#### [WORK TO BE COMPLETED]
Each entry below should be echoed exactly, with pictures omitted.

** start DATASET ROWS **

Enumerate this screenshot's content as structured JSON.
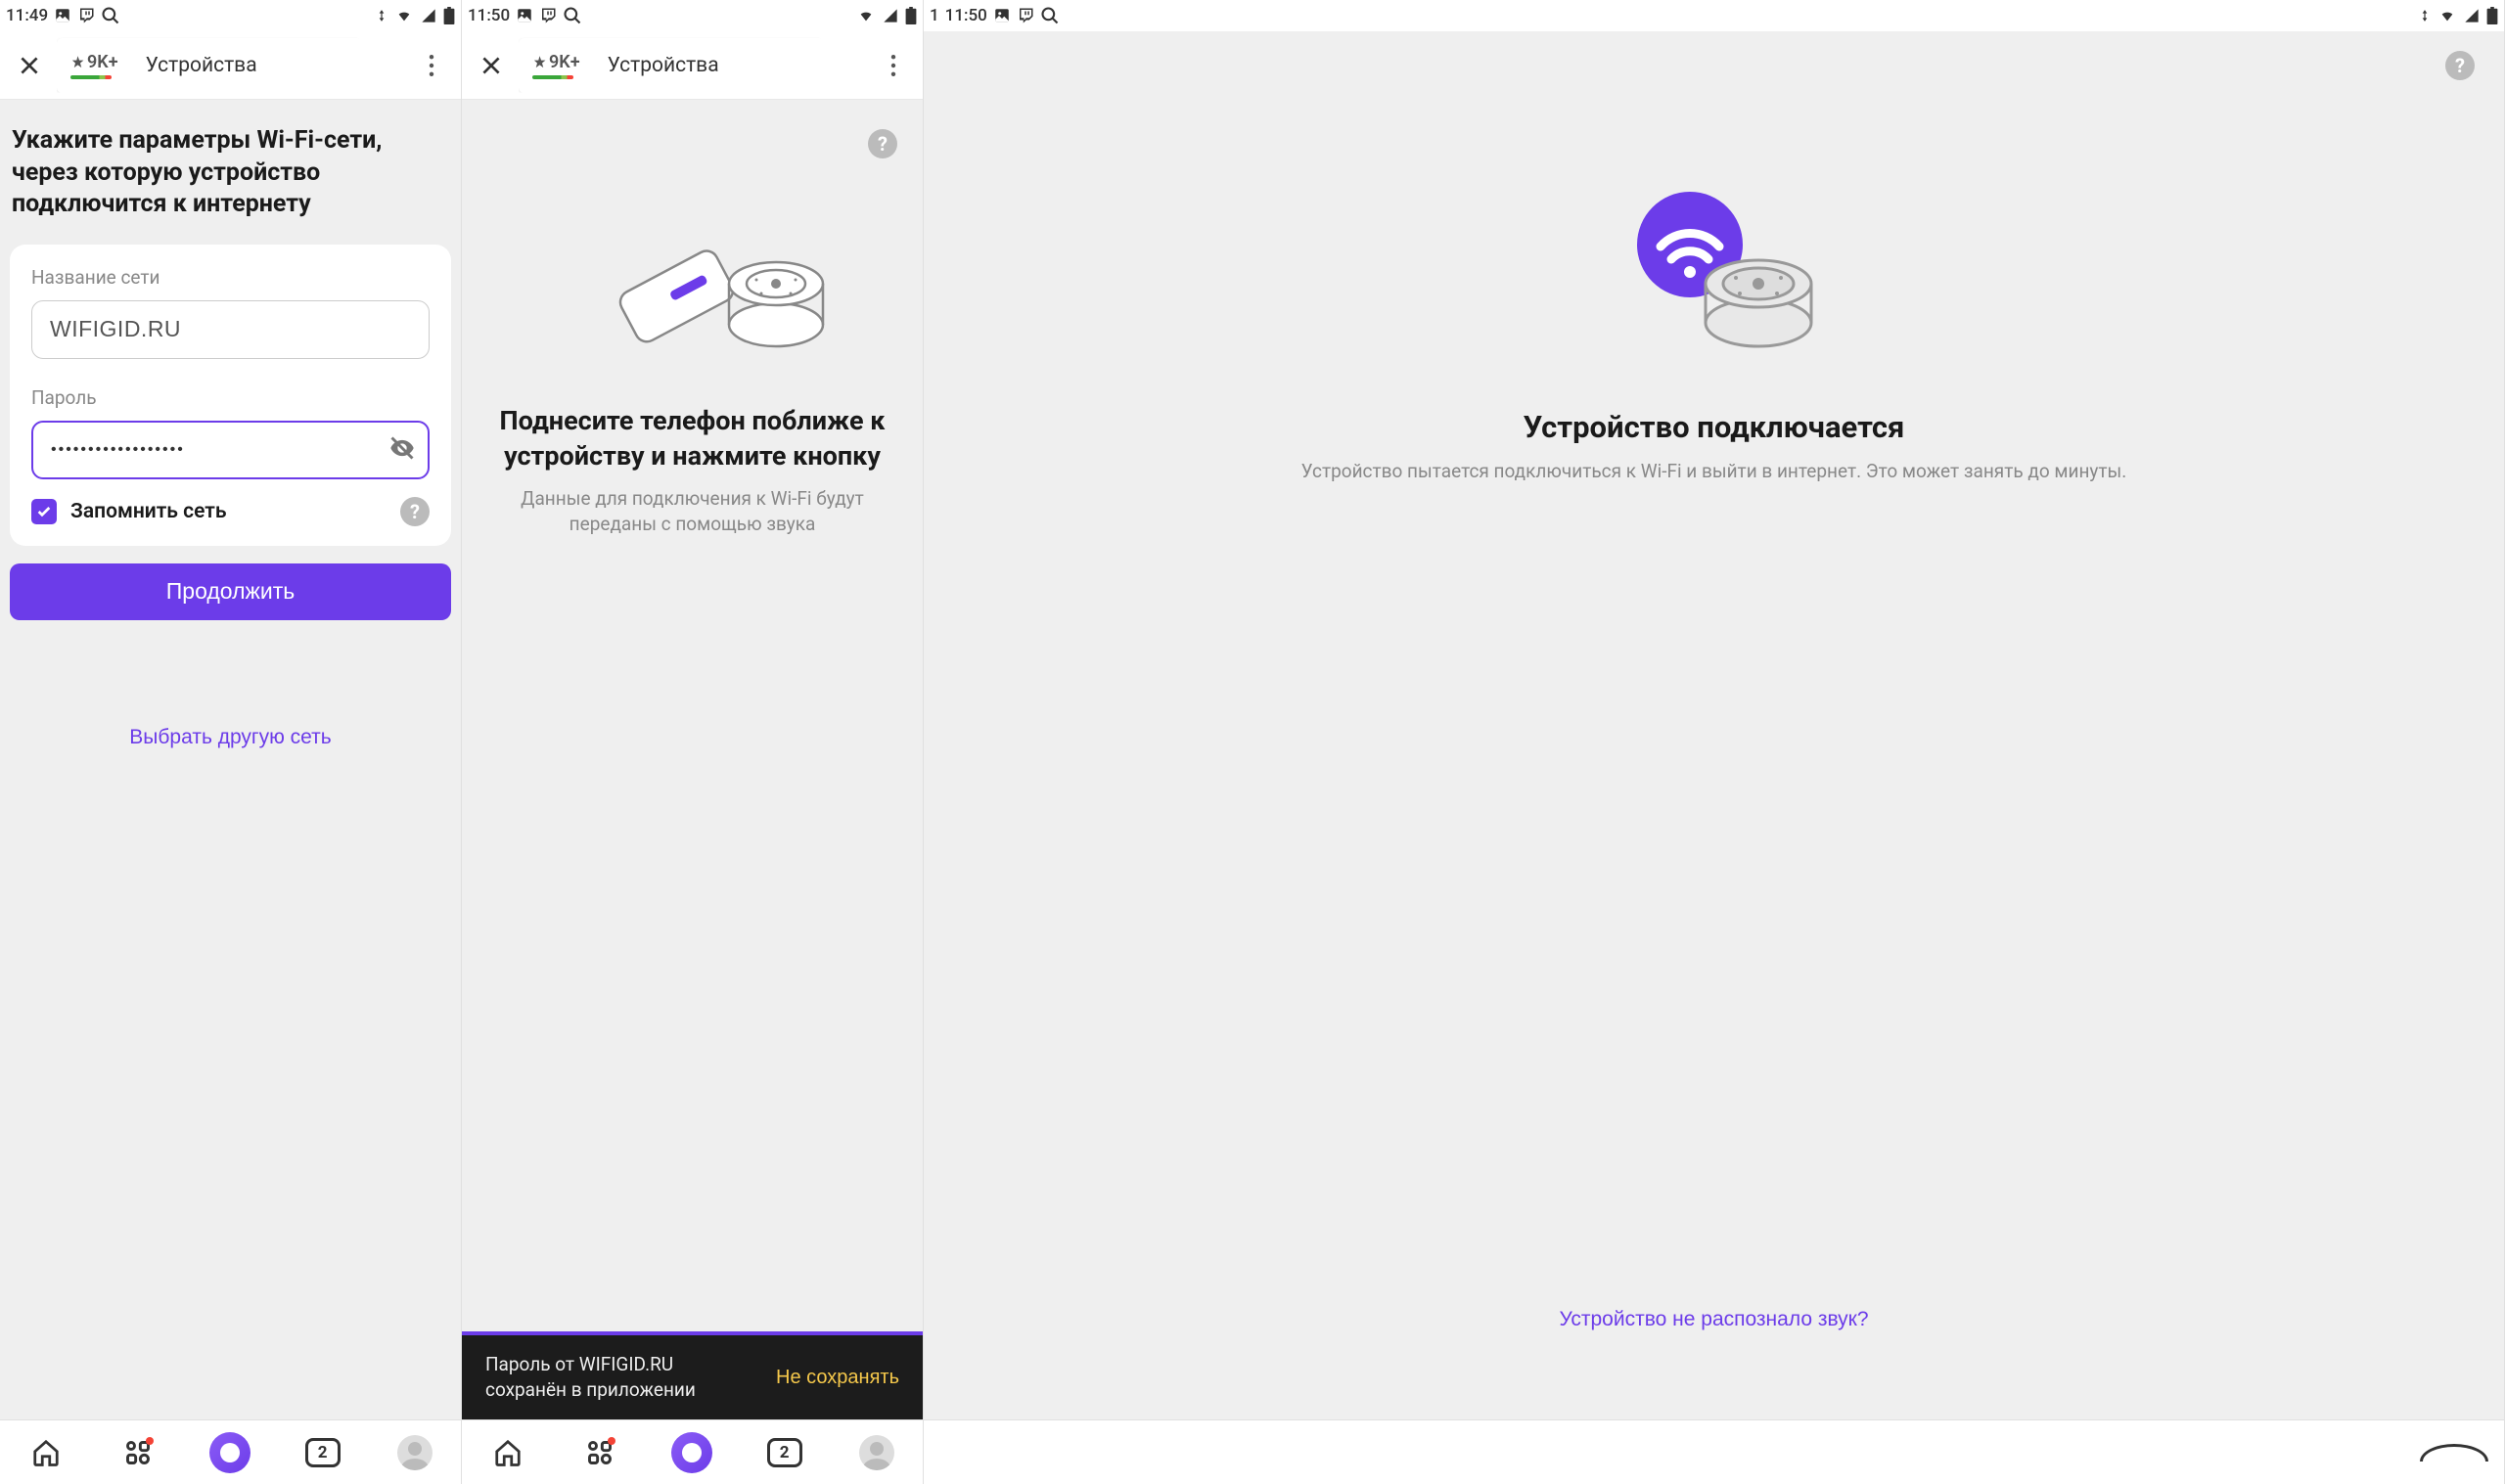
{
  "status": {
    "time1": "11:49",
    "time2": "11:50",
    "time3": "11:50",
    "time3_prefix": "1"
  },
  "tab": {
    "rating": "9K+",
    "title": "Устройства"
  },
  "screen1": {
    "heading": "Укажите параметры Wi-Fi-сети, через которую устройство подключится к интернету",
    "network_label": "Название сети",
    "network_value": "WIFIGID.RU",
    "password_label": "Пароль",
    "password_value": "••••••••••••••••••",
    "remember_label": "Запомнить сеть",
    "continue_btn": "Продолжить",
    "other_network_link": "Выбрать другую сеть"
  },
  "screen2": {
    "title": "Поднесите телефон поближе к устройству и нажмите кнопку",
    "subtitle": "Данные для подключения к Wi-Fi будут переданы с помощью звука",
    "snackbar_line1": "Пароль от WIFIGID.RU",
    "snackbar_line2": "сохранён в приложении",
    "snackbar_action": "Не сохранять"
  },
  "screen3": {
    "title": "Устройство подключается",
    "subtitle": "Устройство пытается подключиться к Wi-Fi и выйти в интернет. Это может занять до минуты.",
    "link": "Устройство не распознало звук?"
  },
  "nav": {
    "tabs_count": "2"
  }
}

** end DATASET ROWS **

#### [FINISHED EXERCISE]
Enumerate this screenshot's content as structured JSON.
{
  "status": {
    "time1": "11:49",
    "time2": "11:50",
    "time3": "11:50",
    "time3_prefix": "1"
  },
  "tab": {
    "rating": "9K+",
    "title": "Устройства"
  },
  "screen1": {
    "heading": "Укажите параметры Wi-Fi-сети, через которую устройство подключится к интернету",
    "network_label": "Название сети",
    "network_value": "WIFIGID.RU",
    "password_label": "Пароль",
    "password_value": "••••••••••••••••••",
    "remember_label": "Запомнить сеть",
    "continue_btn": "Продолжить",
    "other_network_link": "Выбрать другую сеть"
  },
  "screen2": {
    "title": "Поднесите телефон поближе к устройству и нажмите кнопку",
    "subtitle": "Данные для подключения к Wi-Fi будут переданы с помощью звука",
    "snackbar_line1": "Пароль от WIFIGID.RU",
    "snackbar_line2": "сохранён в приложении",
    "snackbar_action": "Не сохранять"
  },
  "screen3": {
    "title": "Устройство подключается",
    "subtitle": "Устройство пытается подключиться к Wi-Fi и выйти в интернет. Это может занять до минуты.",
    "link": "Устройство не распознало звук?"
  },
  "nav": {
    "tabs_count": "2"
  }
}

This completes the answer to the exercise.